▶ [Exercise] Your copy of the material below should match it exactly, except that it holds no pictures.

▶ [Figure data in JSON]
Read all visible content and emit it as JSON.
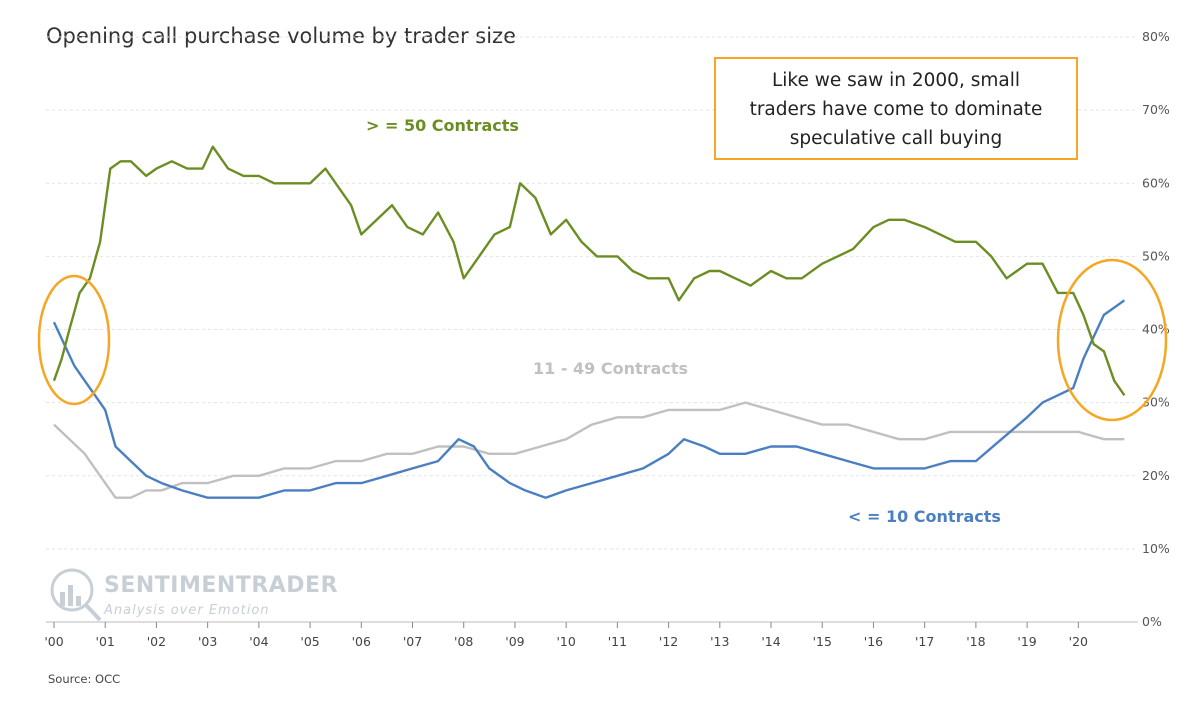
{
  "chart_data": {
    "type": "line",
    "title": "Opening call purchase volume by trader size",
    "xlabel": "",
    "ylabel": "",
    "x_tick_labels": [
      "'00",
      "'01",
      "'02",
      "'03",
      "'04",
      "'05",
      "'06",
      "'07",
      "'08",
      "'09",
      "'10",
      "'11",
      "'12",
      "'13",
      "'14",
      "'15",
      "'16",
      "'17",
      "'18",
      "'19",
      "'20"
    ],
    "x_range": [
      2000.0,
      2020.97
    ],
    "y_tick_labels": [
      "0%",
      "10%",
      "20%",
      "30%",
      "40%",
      "50%",
      "60%",
      "70%",
      "80%"
    ],
    "ylim": [
      0,
      80
    ],
    "grid": "horizontal dashed",
    "series": [
      {
        "name": "> = 50 Contracts",
        "color": "#6b8e23",
        "x": [
          2000.0,
          2000.15,
          2000.3,
          2000.5,
          2000.7,
          2000.9,
          2001.0,
          2001.1,
          2001.3,
          2001.5,
          2001.8,
          2002.0,
          2002.3,
          2002.6,
          2002.9,
          2003.1,
          2003.4,
          2003.7,
          2004.0,
          2004.3,
          2004.6,
          2005.0,
          2005.3,
          2005.6,
          2005.8,
          2006.0,
          2006.3,
          2006.6,
          2006.9,
          2007.2,
          2007.5,
          2007.8,
          2008.0,
          2008.3,
          2008.6,
          2008.9,
          2009.1,
          2009.4,
          2009.7,
          2010.0,
          2010.3,
          2010.6,
          2011.0,
          2011.3,
          2011.6,
          2012.0,
          2012.2,
          2012.5,
          2012.8,
          2013.0,
          2013.3,
          2013.6,
          2014.0,
          2014.3,
          2014.6,
          2015.0,
          2015.3,
          2015.6,
          2016.0,
          2016.3,
          2016.6,
          2017.0,
          2017.3,
          2017.6,
          2018.0,
          2018.3,
          2018.6,
          2019.0,
          2019.3,
          2019.6,
          2019.9,
          2020.1,
          2020.3,
          2020.5,
          2020.7,
          2020.9
        ],
        "values": [
          33,
          36,
          40,
          45,
          47,
          52,
          57,
          62,
          63,
          63,
          61,
          62,
          63,
          62,
          62,
          65,
          62,
          61,
          61,
          60,
          60,
          60,
          62,
          59,
          57,
          53,
          55,
          57,
          54,
          53,
          56,
          52,
          47,
          50,
          53,
          54,
          60,
          58,
          53,
          55,
          52,
          50,
          50,
          48,
          47,
          47,
          44,
          47,
          48,
          48,
          47,
          46,
          48,
          47,
          47,
          49,
          50,
          51,
          54,
          55,
          55,
          54,
          53,
          52,
          52,
          50,
          47,
          49,
          49,
          45,
          45,
          42,
          38,
          37,
          33,
          31
        ]
      },
      {
        "name": "11 - 49 Contracts",
        "color": "#c0c0c0",
        "x": [
          2000.0,
          2000.3,
          2000.6,
          2000.9,
          2001.2,
          2001.5,
          2001.8,
          2002.1,
          2002.5,
          2003.0,
          2003.5,
          2004.0,
          2004.5,
          2005.0,
          2005.5,
          2006.0,
          2006.5,
          2007.0,
          2007.5,
          2008.0,
          2008.5,
          2009.0,
          2009.5,
          2010.0,
          2010.5,
          2011.0,
          2011.5,
          2012.0,
          2012.5,
          2013.0,
          2013.5,
          2014.0,
          2014.5,
          2015.0,
          2015.5,
          2016.0,
          2016.5,
          2017.0,
          2017.5,
          2018.0,
          2018.5,
          2019.0,
          2019.5,
          2020.0,
          2020.5,
          2020.9
        ],
        "values": [
          27,
          25,
          23,
          20,
          17,
          17,
          18,
          18,
          19,
          19,
          20,
          20,
          21,
          21,
          22,
          22,
          23,
          23,
          24,
          24,
          23,
          23,
          24,
          25,
          27,
          28,
          28,
          29,
          29,
          29,
          30,
          29,
          28,
          27,
          27,
          26,
          25,
          25,
          26,
          26,
          26,
          26,
          26,
          26,
          25,
          25
        ]
      },
      {
        "name": "< = 10 Contracts",
        "color": "#4a7fc1",
        "x": [
          2000.0,
          2000.2,
          2000.4,
          2000.6,
          2000.8,
          2001.0,
          2001.2,
          2001.5,
          2001.8,
          2002.1,
          2002.5,
          2003.0,
          2003.5,
          2004.0,
          2004.5,
          2005.0,
          2005.5,
          2006.0,
          2006.5,
          2007.0,
          2007.5,
          2007.9,
          2008.2,
          2008.5,
          2008.9,
          2009.2,
          2009.6,
          2010.0,
          2010.5,
          2011.0,
          2011.5,
          2012.0,
          2012.3,
          2012.7,
          2013.0,
          2013.5,
          2014.0,
          2014.5,
          2015.0,
          2015.5,
          2016.0,
          2016.5,
          2017.0,
          2017.5,
          2018.0,
          2018.5,
          2019.0,
          2019.3,
          2019.6,
          2019.9,
          2020.1,
          2020.3,
          2020.5,
          2020.7,
          2020.9
        ],
        "values": [
          41,
          38,
          35,
          33,
          31,
          29,
          24,
          22,
          20,
          19,
          18,
          17,
          17,
          17,
          18,
          18,
          19,
          19,
          20,
          21,
          22,
          25,
          24,
          21,
          19,
          18,
          17,
          18,
          19,
          20,
          21,
          23,
          25,
          24,
          23,
          23,
          24,
          24,
          23,
          22,
          21,
          21,
          21,
          22,
          22,
          25,
          28,
          30,
          31,
          32,
          36,
          39,
          42,
          43,
          44
        ]
      }
    ],
    "series_labels": {
      "large": "> = 50 Contracts",
      "mid": "11 - 49 Contracts",
      "small": "< = 10 Contracts"
    },
    "annotation": {
      "lines": [
        "Like we saw in 2000, small",
        "traders have come to dominate",
        "speculative call buying"
      ],
      "border_color": "#f5a623"
    },
    "highlight_color": "#f5a623",
    "source": "Source: OCC",
    "watermark": {
      "brand": "SENTIMENTRADER",
      "tagline": "Analysis over Emotion"
    }
  }
}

▶ [Solution]
Read all visible content and emit it as JSON.
{
  "chart_data": {
    "type": "line",
    "title": "Opening call purchase volume by trader size",
    "xlabel": "",
    "ylabel": "",
    "x_tick_labels": [
      "'00",
      "'01",
      "'02",
      "'03",
      "'04",
      "'05",
      "'06",
      "'07",
      "'08",
      "'09",
      "'10",
      "'11",
      "'12",
      "'13",
      "'14",
      "'15",
      "'16",
      "'17",
      "'18",
      "'19",
      "'20"
    ],
    "x_range": [
      2000.0,
      2020.97
    ],
    "y_tick_labels": [
      "0%",
      "10%",
      "20%",
      "30%",
      "40%",
      "50%",
      "60%",
      "70%",
      "80%"
    ],
    "ylim": [
      0,
      80
    ],
    "grid": "horizontal dashed",
    "series": [
      {
        "name": "> = 50 Contracts",
        "color": "#6b8e23",
        "x": [
          2000.0,
          2000.15,
          2000.3,
          2000.5,
          2000.7,
          2000.9,
          2001.0,
          2001.1,
          2001.3,
          2001.5,
          2001.8,
          2002.0,
          2002.3,
          2002.6,
          2002.9,
          2003.1,
          2003.4,
          2003.7,
          2004.0,
          2004.3,
          2004.6,
          2005.0,
          2005.3,
          2005.6,
          2005.8,
          2006.0,
          2006.3,
          2006.6,
          2006.9,
          2007.2,
          2007.5,
          2007.8,
          2008.0,
          2008.3,
          2008.6,
          2008.9,
          2009.1,
          2009.4,
          2009.7,
          2010.0,
          2010.3,
          2010.6,
          2011.0,
          2011.3,
          2011.6,
          2012.0,
          2012.2,
          2012.5,
          2012.8,
          2013.0,
          2013.3,
          2013.6,
          2014.0,
          2014.3,
          2014.6,
          2015.0,
          2015.3,
          2015.6,
          2016.0,
          2016.3,
          2016.6,
          2017.0,
          2017.3,
          2017.6,
          2018.0,
          2018.3,
          2018.6,
          2019.0,
          2019.3,
          2019.6,
          2019.9,
          2020.1,
          2020.3,
          2020.5,
          2020.7,
          2020.9
        ],
        "values": [
          33,
          36,
          40,
          45,
          47,
          52,
          57,
          62,
          63,
          63,
          61,
          62,
          63,
          62,
          62,
          65,
          62,
          61,
          61,
          60,
          60,
          60,
          62,
          59,
          57,
          53,
          55,
          57,
          54,
          53,
          56,
          52,
          47,
          50,
          53,
          54,
          60,
          58,
          53,
          55,
          52,
          50,
          50,
          48,
          47,
          47,
          44,
          47,
          48,
          48,
          47,
          46,
          48,
          47,
          47,
          49,
          50,
          51,
          54,
          55,
          55,
          54,
          53,
          52,
          52,
          50,
          47,
          49,
          49,
          45,
          45,
          42,
          38,
          37,
          33,
          31
        ]
      },
      {
        "name": "11 - 49 Contracts",
        "color": "#c0c0c0",
        "x": [
          2000.0,
          2000.3,
          2000.6,
          2000.9,
          2001.2,
          2001.5,
          2001.8,
          2002.1,
          2002.5,
          2003.0,
          2003.5,
          2004.0,
          2004.5,
          2005.0,
          2005.5,
          2006.0,
          2006.5,
          2007.0,
          2007.5,
          2008.0,
          2008.5,
          2009.0,
          2009.5,
          2010.0,
          2010.5,
          2011.0,
          2011.5,
          2012.0,
          2012.5,
          2013.0,
          2013.5,
          2014.0,
          2014.5,
          2015.0,
          2015.5,
          2016.0,
          2016.5,
          2017.0,
          2017.5,
          2018.0,
          2018.5,
          2019.0,
          2019.5,
          2020.0,
          2020.5,
          2020.9
        ],
        "values": [
          27,
          25,
          23,
          20,
          17,
          17,
          18,
          18,
          19,
          19,
          20,
          20,
          21,
          21,
          22,
          22,
          23,
          23,
          24,
          24,
          23,
          23,
          24,
          25,
          27,
          28,
          28,
          29,
          29,
          29,
          30,
          29,
          28,
          27,
          27,
          26,
          25,
          25,
          26,
          26,
          26,
          26,
          26,
          26,
          25,
          25
        ]
      },
      {
        "name": "< = 10 Contracts",
        "color": "#4a7fc1",
        "x": [
          2000.0,
          2000.2,
          2000.4,
          2000.6,
          2000.8,
          2001.0,
          2001.2,
          2001.5,
          2001.8,
          2002.1,
          2002.5,
          2003.0,
          2003.5,
          2004.0,
          2004.5,
          2005.0,
          2005.5,
          2006.0,
          2006.5,
          2007.0,
          2007.5,
          2007.9,
          2008.2,
          2008.5,
          2008.9,
          2009.2,
          2009.6,
          2010.0,
          2010.5,
          2011.0,
          2011.5,
          2012.0,
          2012.3,
          2012.7,
          2013.0,
          2013.5,
          2014.0,
          2014.5,
          2015.0,
          2015.5,
          2016.0,
          2016.5,
          2017.0,
          2017.5,
          2018.0,
          2018.5,
          2019.0,
          2019.3,
          2019.6,
          2019.9,
          2020.1,
          2020.3,
          2020.5,
          2020.7,
          2020.9
        ],
        "values": [
          41,
          38,
          35,
          33,
          31,
          29,
          24,
          22,
          20,
          19,
          18,
          17,
          17,
          17,
          18,
          18,
          19,
          19,
          20,
          21,
          22,
          25,
          24,
          21,
          19,
          18,
          17,
          18,
          19,
          20,
          21,
          23,
          25,
          24,
          23,
          23,
          24,
          24,
          23,
          22,
          21,
          21,
          21,
          22,
          22,
          25,
          28,
          30,
          31,
          32,
          36,
          39,
          42,
          43,
          44
        ]
      }
    ],
    "series_labels": {
      "large": "> = 50 Contracts",
      "mid": "11 - 49 Contracts",
      "small": "< = 10 Contracts"
    },
    "annotation": {
      "lines": [
        "Like we saw in 2000, small",
        "traders have come to dominate",
        "speculative call buying"
      ],
      "border_color": "#f5a623"
    },
    "highlight_color": "#f5a623",
    "source": "Source: OCC",
    "watermark": {
      "brand": "SENTIMENTRADER",
      "tagline": "Analysis over Emotion"
    }
  }
}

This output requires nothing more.